▶ **Dataset extract**:
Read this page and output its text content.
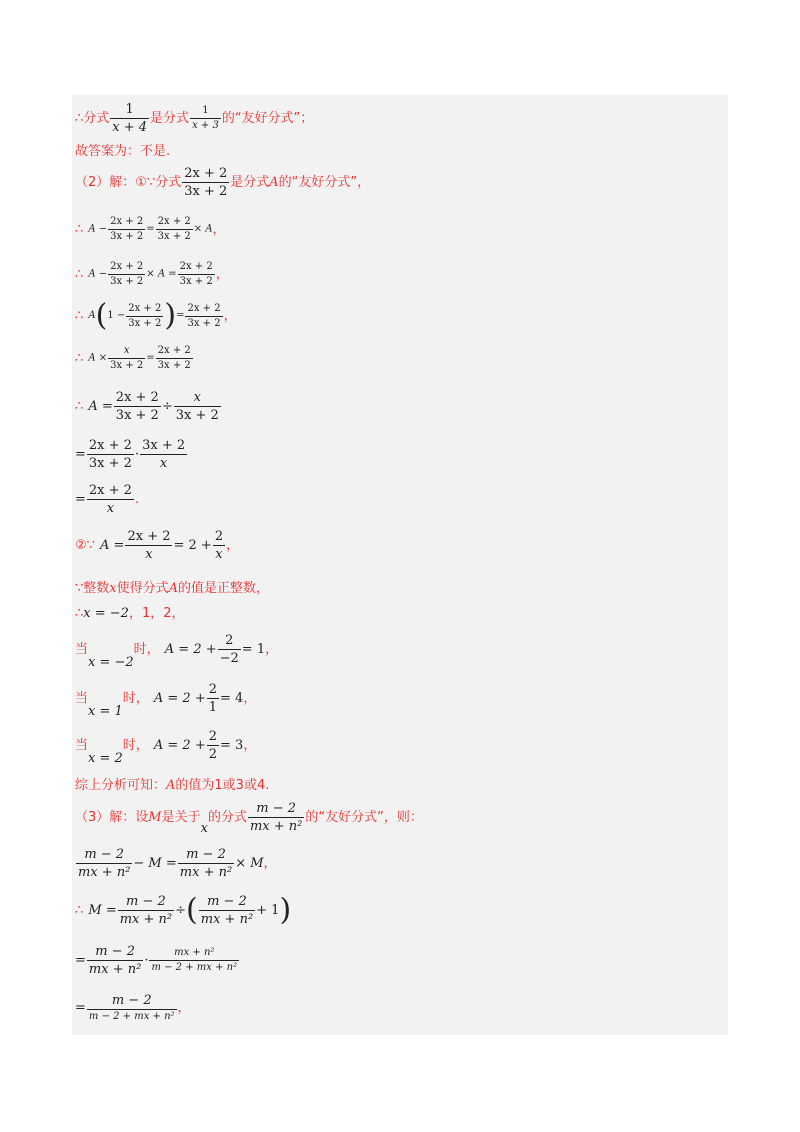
∴分式 $\frac{1}{x + 4}$ 是分式 $\frac{1}{x + 3}$ 的“友好分式”；
故答案为：不是.
（2）解：①∵分式 $\frac{2x + 2}{3x + 2}$ 是分式A的“友好分式”，
∴ $A - \frac{2x + 2}{3x + 2} = \frac{2x + 2}{3x + 2} \times A$，
∴ $A - \frac{2x + 2}{3x + 2} \times A = \frac{2x + 2}{3x + 2}$ ，
∴ $A(1 - \frac{2x + 2}{3x + 2}$ )= $\frac{2x + 2}{3x + 2}$ ，
∴ $A \times \frac{x}{3x + 2} = \frac{2x + 2}{3x + 2}$
∴ $A = \frac{2x + 2}{3x + 2} \div \frac{x}{3x + 2}$
= $\frac{2x + 2}{3x + 2} \cdot \frac{3x + 2}{x}$
= $\frac{2x + 2}{x}$ .
②∵ $A = \frac{2x + 2}{x} = 2 + \frac{2}{x}$ ，
∵整数x使得分式A的值是正整数，
∴x = −2，1，2，
当$_{x = -2}$时， $A = 2 + \frac{2}{-2} = 1$，
当$_{x = 1}$时， $A = 2 + \frac{2}{1} = 4$，
当$_{x = 2}$时， $A = 2 + \frac{2}{2} = 3$，
综上分析可知：A的值为1或3或4.
（3）解：设M是关于$_x$的分式 $\frac{m - 2}{\text{mx + n²}}$ 的“友好分式”，则：
$\frac{m - 2}{\text{mx + n²}} - M = \frac{m - 2}{\text{mx + n²}} \times M$，
∴ $M = \frac{m - 2}{\text{mx + n²}}$ ÷( $\frac{m - 2}{\text{mx + n²}} + 1$)
= $\frac{m - 2}{\text{mx + n²}} \cdot \frac{\text{mx + n²}}{\text{m − 2 + mx + n²}}$
=	m − 2
m − 2 + mx + n²
，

▶ **Work to do**:
Leave the pictures out and write out every entry exactly as given.

▶ **Answer to this exercise**:
Read this page and output its text content.
∴分式 $\frac{1}{x + 4}$ 是分式 $\frac{1}{x + 3}$ 的“友好分式”；
故答案为：不是.
（2）解：①∵分式 $\frac{2x + 2}{3x + 2}$ 是分式A的“友好分式”，
∴ $A - \frac{2x + 2}{3x + 2} = \frac{2x + 2}{3x + 2} \times A$，
∴ $A - \frac{2x + 2}{3x + 2} \times A = \frac{2x + 2}{3x + 2}$ ，
∴ $A(1 - \frac{2x + 2}{3x + 2}$ )= $\frac{2x + 2}{3x + 2}$ ，
∴ $A \times \frac{x}{3x + 2} = \frac{2x + 2}{3x + 2}$
∴ $A = \frac{2x + 2}{3x + 2} \div \frac{x}{3x + 2}$
= $\frac{2x + 2}{3x + 2} \cdot \frac{3x + 2}{x}$
= $\frac{2x + 2}{x}$ .
②∵ $A = \frac{2x + 2}{x} = 2 + \frac{2}{x}$ ，
∵整数x使得分式A的值是正整数，
∴x = −2，1，2，
当$_{x = -2}$时， $A = 2 + \frac{2}{-2} = 1$，
当$_{x = 1}$时， $A = 2 + \frac{2}{1} = 4$，
当$_{x = 2}$时， $A = 2 + \frac{2}{2} = 3$，
综上分析可知：A的值为1或3或4.
（3）解：设M是关于$_x$的分式 $\frac{m - 2}{\text{mx + n²}}$ 的“友好分式”，则：
$\frac{m - 2}{\text{mx + n²}} - M = \frac{m - 2}{\text{mx + n²}} \times M$，
∴ $M = \frac{m - 2}{\text{mx + n²}}$ ÷( $\frac{m - 2}{\text{mx + n²}} + 1$)
= $\frac{m - 2}{\text{mx + n²}} \cdot \frac{\text{mx + n²}}{\text{m − 2 + mx + n²}}$
=	m − 2
m − 2 + mx + n²
，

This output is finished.